- _Short problem 1_
Answer these questions about the post on a proof that cannot be formalized in ZFC:
(a) Whose message does the post quote?
(b) What theory is S defined to be?
(c) Translating the proof into English yields a proof of what?
─── Document passage
[FOM] A proof that cannot be formalized in ZFC
Timothy Y. Chow
tchow at alum.mit.edu
Sun Oct 7 14:12:37 EDT 2007
Finnur Larusson <finnur.larusson at adelaide.edu.au> wrote:
> Let con(ZFC) be a sentence in ZFC asserting that ZFC has a model.
> Let S be the theory ZFC+con(ZFC). Let con(S) be a sentence in S (or
> ZFC) asserting that S has a model. We assume throughout that ZFC is
> consistent.
>
> Claim 1. S is consistent.
>
> Proof. Assume S is inconsistent, that is, has no model. This means
> that there is no model of ZFC in which con(ZFC) is true, so the
> negation of con(ZFC) has a proof in ZFC. By translating this proof
> from the formal language of ZFC into English (that is, by applying
> the standard interpretation), we get a proof -- a mathematical proof
> in the everyday sense -- that ZFC has no model, contrary to the
> assumption that ZFC is consistent.
──────
- _Short problem 2_
In the records, set down character for character the lines from the one containing "Identify all the" up to and including the one containing "hamburger-menu-icon[interactable] <box>9 20".
─── Records to use
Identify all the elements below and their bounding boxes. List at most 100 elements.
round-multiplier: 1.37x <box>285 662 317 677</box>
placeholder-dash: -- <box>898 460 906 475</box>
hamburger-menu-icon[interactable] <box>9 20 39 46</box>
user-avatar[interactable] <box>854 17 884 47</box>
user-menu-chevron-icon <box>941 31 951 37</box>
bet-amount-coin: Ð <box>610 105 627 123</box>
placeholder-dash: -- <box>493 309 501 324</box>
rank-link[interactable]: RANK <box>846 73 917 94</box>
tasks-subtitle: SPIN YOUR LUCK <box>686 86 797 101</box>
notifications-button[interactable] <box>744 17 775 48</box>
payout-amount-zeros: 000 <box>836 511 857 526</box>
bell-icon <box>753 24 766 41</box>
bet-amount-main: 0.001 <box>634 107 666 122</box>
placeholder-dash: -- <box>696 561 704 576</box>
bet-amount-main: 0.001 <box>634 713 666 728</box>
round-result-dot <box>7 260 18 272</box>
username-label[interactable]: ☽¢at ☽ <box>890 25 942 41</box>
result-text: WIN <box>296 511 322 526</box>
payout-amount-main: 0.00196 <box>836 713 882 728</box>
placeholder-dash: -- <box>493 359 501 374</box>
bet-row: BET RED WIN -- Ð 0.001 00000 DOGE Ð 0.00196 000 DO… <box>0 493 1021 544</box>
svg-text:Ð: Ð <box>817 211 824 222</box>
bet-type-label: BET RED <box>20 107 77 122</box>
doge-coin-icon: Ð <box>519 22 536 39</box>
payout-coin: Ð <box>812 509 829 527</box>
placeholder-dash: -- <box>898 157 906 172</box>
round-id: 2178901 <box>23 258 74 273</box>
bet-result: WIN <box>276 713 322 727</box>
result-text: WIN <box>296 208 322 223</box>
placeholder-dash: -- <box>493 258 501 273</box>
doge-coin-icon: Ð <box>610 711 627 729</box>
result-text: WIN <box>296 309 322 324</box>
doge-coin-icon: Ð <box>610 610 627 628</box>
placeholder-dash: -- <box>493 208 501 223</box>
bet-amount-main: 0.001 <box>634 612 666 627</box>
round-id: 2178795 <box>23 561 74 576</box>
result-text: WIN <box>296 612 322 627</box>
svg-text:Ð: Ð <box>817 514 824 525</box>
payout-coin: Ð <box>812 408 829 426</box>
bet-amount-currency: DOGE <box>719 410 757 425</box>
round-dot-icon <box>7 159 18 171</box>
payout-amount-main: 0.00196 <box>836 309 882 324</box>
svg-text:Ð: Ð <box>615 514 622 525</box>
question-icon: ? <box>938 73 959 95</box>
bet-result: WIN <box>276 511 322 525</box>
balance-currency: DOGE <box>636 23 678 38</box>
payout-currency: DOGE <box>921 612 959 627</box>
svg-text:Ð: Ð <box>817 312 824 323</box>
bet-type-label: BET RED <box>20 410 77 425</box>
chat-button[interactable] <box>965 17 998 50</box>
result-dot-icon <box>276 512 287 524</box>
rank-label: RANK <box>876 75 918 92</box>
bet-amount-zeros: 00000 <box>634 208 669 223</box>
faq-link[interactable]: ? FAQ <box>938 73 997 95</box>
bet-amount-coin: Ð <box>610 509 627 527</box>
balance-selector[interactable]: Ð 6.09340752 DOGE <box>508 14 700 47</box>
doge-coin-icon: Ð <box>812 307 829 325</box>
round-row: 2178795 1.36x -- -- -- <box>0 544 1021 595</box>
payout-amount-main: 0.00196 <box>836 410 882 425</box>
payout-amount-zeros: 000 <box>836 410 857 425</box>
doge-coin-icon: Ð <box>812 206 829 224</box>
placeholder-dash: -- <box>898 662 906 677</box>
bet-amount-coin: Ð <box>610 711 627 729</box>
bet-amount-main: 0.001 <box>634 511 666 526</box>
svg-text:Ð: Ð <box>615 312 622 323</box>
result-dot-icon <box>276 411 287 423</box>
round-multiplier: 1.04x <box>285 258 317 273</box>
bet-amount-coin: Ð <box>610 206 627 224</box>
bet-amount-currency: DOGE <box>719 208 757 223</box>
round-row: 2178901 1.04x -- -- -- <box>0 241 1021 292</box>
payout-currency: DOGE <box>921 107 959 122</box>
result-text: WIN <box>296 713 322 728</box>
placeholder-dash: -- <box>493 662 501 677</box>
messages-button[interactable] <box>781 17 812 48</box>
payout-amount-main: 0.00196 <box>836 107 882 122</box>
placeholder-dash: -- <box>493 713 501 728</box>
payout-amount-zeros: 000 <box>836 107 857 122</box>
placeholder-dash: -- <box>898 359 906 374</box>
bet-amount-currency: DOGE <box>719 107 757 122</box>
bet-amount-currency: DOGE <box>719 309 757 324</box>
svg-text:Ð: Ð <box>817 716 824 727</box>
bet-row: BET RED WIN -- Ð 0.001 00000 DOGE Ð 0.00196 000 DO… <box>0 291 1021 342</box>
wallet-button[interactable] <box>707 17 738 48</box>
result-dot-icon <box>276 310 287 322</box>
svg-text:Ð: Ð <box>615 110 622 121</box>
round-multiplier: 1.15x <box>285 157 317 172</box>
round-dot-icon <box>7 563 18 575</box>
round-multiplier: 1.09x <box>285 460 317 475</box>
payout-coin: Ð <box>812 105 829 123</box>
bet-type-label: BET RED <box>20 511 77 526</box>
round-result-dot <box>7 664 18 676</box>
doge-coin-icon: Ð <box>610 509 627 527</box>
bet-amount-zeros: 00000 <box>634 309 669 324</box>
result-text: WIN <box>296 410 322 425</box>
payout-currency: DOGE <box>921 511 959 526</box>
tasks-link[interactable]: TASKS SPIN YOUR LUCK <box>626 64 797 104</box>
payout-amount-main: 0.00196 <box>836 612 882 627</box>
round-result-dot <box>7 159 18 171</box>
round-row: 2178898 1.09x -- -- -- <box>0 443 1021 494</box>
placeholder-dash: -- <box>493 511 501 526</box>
──────
─── Records to use
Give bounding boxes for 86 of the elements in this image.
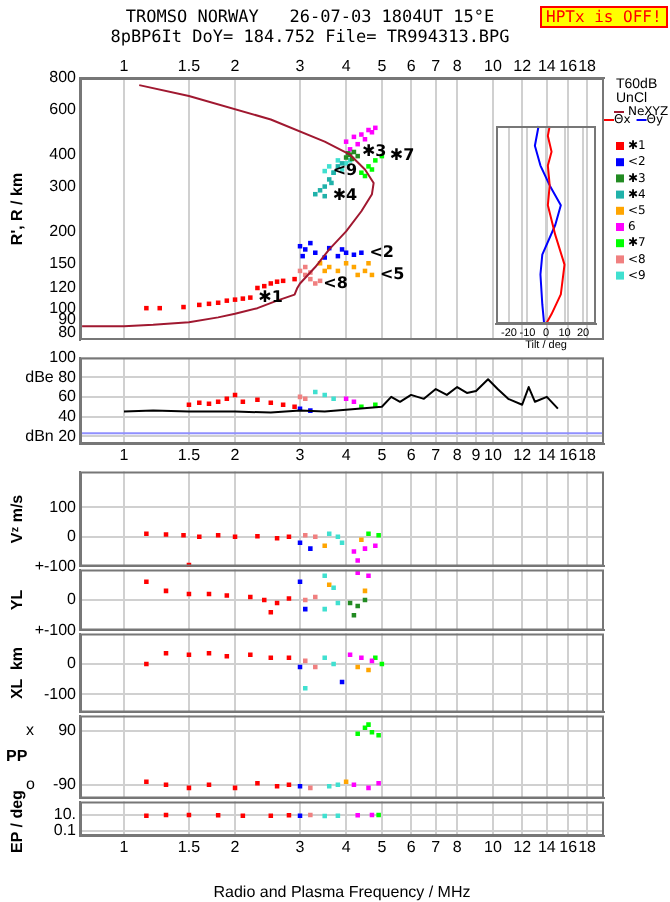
──────
─── Records to use
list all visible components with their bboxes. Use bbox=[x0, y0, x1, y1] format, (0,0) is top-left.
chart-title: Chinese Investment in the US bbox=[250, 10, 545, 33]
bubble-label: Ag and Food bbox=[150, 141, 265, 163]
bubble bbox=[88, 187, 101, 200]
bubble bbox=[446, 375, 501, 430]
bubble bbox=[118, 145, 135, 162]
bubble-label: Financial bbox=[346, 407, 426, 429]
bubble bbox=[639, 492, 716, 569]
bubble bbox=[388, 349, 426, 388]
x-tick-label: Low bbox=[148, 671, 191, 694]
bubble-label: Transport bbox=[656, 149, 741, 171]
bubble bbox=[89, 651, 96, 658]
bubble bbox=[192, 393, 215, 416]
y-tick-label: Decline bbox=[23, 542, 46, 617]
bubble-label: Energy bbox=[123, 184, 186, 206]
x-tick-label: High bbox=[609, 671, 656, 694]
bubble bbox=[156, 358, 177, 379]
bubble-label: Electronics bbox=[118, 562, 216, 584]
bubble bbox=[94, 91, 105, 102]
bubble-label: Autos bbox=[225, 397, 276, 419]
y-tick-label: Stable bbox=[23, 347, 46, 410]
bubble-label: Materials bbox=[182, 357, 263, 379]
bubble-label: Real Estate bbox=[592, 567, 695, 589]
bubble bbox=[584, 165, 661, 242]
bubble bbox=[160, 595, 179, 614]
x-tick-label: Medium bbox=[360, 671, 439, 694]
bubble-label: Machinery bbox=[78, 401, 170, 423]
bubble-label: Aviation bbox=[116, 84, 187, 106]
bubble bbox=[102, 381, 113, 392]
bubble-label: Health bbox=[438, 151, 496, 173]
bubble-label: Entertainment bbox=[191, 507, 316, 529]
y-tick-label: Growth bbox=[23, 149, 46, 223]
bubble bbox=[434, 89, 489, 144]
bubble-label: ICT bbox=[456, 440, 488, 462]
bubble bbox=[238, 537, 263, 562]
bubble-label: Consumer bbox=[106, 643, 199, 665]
──────
- _Task solution 1_
(a) Finnur Larusson
(b) The theory ZFC+con(ZFC)
(c) That ZFC has no model

- _Task solution 2_
Identify all the elements below and their bounding boxes. List at most 100 elements.
round-multiplier: 1.37x <box>285 662 317 677</box>
placeholder-dash: -- <box>898 460 906 475</box>
hamburger-menu-icon[interactable] <box>9 20 39 46</box>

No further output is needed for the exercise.